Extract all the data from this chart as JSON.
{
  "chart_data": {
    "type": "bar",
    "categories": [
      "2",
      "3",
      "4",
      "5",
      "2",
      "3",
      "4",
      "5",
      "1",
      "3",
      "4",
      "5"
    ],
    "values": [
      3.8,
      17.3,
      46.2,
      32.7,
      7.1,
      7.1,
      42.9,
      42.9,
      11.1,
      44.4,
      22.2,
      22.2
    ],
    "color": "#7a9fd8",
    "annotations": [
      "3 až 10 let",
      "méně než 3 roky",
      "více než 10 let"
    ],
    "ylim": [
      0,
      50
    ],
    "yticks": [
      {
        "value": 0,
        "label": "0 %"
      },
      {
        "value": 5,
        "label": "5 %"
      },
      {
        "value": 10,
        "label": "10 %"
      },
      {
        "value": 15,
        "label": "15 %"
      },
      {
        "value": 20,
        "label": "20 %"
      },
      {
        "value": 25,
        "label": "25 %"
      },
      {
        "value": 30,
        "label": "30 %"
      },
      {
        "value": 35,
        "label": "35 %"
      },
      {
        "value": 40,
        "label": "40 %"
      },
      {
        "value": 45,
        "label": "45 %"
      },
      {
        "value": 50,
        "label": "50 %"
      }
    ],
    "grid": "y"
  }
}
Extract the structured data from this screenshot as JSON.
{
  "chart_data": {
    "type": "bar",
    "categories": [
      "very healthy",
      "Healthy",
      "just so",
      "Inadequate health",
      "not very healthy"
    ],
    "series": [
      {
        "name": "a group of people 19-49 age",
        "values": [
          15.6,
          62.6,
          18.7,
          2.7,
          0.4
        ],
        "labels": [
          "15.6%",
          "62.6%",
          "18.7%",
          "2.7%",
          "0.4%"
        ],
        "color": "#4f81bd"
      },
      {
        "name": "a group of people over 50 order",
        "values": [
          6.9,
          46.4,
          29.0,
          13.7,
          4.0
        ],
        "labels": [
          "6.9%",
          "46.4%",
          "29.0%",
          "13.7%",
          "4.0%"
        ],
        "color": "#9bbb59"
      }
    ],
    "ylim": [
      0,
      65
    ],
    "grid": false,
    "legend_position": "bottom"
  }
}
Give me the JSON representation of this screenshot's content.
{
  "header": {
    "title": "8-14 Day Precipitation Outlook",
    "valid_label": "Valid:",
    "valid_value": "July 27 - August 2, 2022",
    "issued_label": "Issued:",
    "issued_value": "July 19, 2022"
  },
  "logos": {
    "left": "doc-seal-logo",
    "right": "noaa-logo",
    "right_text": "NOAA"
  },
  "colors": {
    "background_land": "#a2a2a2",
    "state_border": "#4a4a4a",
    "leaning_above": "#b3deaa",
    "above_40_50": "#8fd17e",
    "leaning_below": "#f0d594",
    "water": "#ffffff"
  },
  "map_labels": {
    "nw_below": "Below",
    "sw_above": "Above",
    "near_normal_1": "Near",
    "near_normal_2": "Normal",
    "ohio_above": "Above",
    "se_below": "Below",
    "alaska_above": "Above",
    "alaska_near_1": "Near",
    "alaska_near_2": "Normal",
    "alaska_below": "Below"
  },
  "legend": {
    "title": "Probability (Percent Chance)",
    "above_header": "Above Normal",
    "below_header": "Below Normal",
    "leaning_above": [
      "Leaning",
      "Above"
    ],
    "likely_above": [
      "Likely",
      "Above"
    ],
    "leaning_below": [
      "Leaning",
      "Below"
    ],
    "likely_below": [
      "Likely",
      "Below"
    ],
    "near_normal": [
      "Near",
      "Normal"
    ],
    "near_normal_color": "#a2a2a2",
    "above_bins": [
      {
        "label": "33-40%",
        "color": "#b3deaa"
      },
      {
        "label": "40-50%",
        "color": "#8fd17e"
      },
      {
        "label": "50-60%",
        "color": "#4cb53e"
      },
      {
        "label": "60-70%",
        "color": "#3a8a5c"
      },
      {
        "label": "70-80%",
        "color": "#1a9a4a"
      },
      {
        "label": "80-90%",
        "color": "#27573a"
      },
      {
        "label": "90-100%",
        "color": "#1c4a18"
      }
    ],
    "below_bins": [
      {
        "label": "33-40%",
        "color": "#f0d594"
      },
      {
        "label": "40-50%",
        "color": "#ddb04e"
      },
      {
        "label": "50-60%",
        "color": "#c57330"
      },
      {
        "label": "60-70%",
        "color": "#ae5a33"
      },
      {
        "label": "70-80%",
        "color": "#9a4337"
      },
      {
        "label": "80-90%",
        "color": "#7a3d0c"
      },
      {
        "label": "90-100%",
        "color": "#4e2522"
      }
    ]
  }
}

+--

◆ **Goal of the exercise**
Copy out all of the lines above exactly.

◆ **Task output**
Extract all the data from this chart as JSON.
{
  "chart_data": {
    "type": "bar",
    "categories": [
      "2",
      "3",
      "4",
      "5",
      "2",
      "3",
      "4",
      "5",
      "1",
      "3",
      "4",
      "5"
    ],
    "values": [
      3.8,
      17.3,
      46.2,
      32.7,
      7.1,
      7.1,
      42.9,
      42.9,
      11.1,
      44.4,
      22.2,
      22.2
    ],
    "color": "#7a9fd8",
    "annotations": [
      "3 až 10 let",
      "méně než 3 roky",
      "více než 10 let"
    ],
    "ylim": [
      0,
      50
    ],
    "yticks": [
      {
        "value": 0,
        "label": "0 %"
      },
      {
        "value": 5,
        "label": "5 %"
      },
      {
        "value": 10,
        "label": "10 %"
      },
      {
        "value": 15,
        "label": "15 %"
      },
      {
        "value": 20,
        "label": "20 %"
      },
      {
        "value": 25,
        "label": "25 %"
      },
      {
        "value": 30,
        "label": "30 %"
      },
      {
        "value": 35,
        "label": "35 %"
      },
      {
        "value": 40,
        "label": "40 %"
      },
      {
        "value": 45,
        "label": "45 %"
      },
      {
        "value": 50,
        "label": "50 %"
      }
    ],
    "grid": "y"
  }
}
Extract the structured data from this screenshot as JSON.
{
  "chart_data": {
    "type": "bar",
    "categories": [
      "very healthy",
      "Healthy",
      "just so",
      "Inadequate health",
      "not very healthy"
    ],
    "series": [
      {
        "name": "a group of people 19-49 age",
        "values": [
          15.6,
          62.6,
          18.7,
          2.7,
          0.4
        ],
        "labels": [
          "15.6%",
          "62.6%",
          "18.7%",
          "2.7%",
          "0.4%"
        ],
        "color": "#4f81bd"
      },
      {
        "name": "a group of people over 50 order",
        "values": [
          6.9,
          46.4,
          29.0,
          13.7,
          4.0
        ],
        "labels": [
          "6.9%",
          "46.4%",
          "29.0%",
          "13.7%",
          "4.0%"
        ],
        "color": "#9bbb59"
      }
    ],
    "ylim": [
      0,
      65
    ],
    "grid": false,
    "legend_position": "bottom"
  }
}
Give me the JSON representation of this screenshot's content.
{
  "header": {
    "title": "8-14 Day Precipitation Outlook",
    "valid_label": "Valid:",
    "valid_value": "July 27 - August 2, 2022",
    "issued_label": "Issued:",
    "issued_value": "July 19, 2022"
  },
  "logos": {
    "left": "doc-seal-logo",
    "right": "noaa-logo",
    "right_text": "NOAA"
  },
  "colors": {
    "background_land": "#a2a2a2",
    "state_border": "#4a4a4a",
    "leaning_above": "#b3deaa",
    "above_40_50": "#8fd17e",
    "leaning_below": "#f0d594",
    "water": "#ffffff"
  },
  "map_labels": {
    "nw_below": "Below",
    "sw_above": "Above",
    "near_normal_1": "Near",
    "near_normal_2": "Normal",
    "ohio_above": "Above",
    "se_below": "Below",
    "alaska_above": "Above",
    "alaska_near_1": "Near",
    "alaska_near_2": "Normal",
    "alaska_below": "Below"
  },
  "legend": {
    "title": "Probability (Percent Chance)",
    "above_header": "Above Normal",
    "below_header": "Below Normal",
    "leaning_above": [
      "Leaning",
      "Above"
    ],
    "likely_above": [
      "Likely",
      "Above"
    ],
    "leaning_below": [
      "Leaning",
      "Below"
    ],
    "likely_below": [
      "Likely",
      "Below"
    ],
    "near_normal": [
      "Near",
      "Normal"
    ],
    "near_normal_color": "#a2a2a2",
    "above_bins": [
      {
        "label": "33-40%",
        "color": "#b3deaa"
      },
      {
        "label": "40-50%",
        "color": "#8fd17e"
      },
      {
        "label": "50-60%",
        "color": "#4cb53e"
      },
      {
        "label": "60-70%",
        "color": "#3a8a5c"
      },
      {
        "label": "70-80%",
        "color": "#1a9a4a"
      },
      {
        "label": "80-90%",
        "color": "#27573a"
      },
      {
        "label": "90-100%",
        "color": "#1c4a18"
      }
    ],
    "below_bins": [
      {
        "label": "33-40%",
        "color": "#f0d594"
      },
      {
        "label": "40-50%",
        "color": "#ddb04e"
      },
      {
        "label": "50-60%",
        "color": "#c57330"
      },
      {
        "label": "60-70%",
        "color": "#ae5a33"
      },
      {
        "label": "70-80%",
        "color": "#9a4337"
      },
      {
        "label": "80-90%",
        "color": "#7a3d0c"
      },
      {
        "label": "90-100%",
        "color": "#4e2522"
      }
    ]
  }
}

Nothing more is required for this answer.